Work instructions | Determine how many lines of the entries contain "Introduction". Reply with that number alone.

Entries taken from a collection:
☆ ☆ ☆ ☆
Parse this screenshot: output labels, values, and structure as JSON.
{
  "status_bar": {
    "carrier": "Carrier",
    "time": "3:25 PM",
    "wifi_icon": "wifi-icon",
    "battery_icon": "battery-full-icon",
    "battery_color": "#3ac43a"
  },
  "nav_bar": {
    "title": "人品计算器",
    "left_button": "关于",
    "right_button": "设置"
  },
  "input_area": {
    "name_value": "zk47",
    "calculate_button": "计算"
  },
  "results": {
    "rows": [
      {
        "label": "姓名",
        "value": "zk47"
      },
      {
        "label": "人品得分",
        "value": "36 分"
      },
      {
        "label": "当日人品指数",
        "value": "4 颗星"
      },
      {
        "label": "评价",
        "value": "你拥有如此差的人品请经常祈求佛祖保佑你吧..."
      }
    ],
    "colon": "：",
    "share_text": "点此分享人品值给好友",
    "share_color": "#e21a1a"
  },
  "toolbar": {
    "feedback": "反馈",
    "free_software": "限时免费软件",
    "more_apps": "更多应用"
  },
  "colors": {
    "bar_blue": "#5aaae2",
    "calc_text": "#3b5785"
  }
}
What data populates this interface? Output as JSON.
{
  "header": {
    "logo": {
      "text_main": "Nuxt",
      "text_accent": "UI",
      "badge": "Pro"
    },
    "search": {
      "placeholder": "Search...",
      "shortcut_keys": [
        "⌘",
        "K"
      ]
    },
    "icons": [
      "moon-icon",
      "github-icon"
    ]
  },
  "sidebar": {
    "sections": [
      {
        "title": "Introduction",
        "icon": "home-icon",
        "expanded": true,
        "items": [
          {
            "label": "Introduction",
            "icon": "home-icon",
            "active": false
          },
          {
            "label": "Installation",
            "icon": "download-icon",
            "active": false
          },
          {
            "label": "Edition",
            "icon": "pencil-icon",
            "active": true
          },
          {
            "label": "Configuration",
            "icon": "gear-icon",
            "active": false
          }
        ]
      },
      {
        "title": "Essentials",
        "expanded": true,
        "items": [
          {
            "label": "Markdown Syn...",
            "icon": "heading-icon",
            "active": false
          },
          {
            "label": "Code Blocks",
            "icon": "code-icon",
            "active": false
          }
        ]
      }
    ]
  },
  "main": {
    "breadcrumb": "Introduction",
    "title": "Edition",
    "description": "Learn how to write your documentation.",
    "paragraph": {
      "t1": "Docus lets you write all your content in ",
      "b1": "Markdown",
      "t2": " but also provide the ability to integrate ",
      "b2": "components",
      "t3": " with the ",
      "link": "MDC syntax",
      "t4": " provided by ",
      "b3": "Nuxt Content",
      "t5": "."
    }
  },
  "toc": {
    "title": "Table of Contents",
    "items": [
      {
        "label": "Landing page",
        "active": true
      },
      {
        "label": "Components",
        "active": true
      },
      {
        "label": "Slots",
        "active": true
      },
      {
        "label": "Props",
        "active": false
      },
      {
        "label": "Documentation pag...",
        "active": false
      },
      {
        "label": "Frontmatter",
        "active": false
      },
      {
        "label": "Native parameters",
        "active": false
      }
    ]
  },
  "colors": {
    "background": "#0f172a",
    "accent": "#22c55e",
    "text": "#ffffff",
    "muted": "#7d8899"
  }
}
☆ ☆ ☆ ☆
Answer to this problem | 3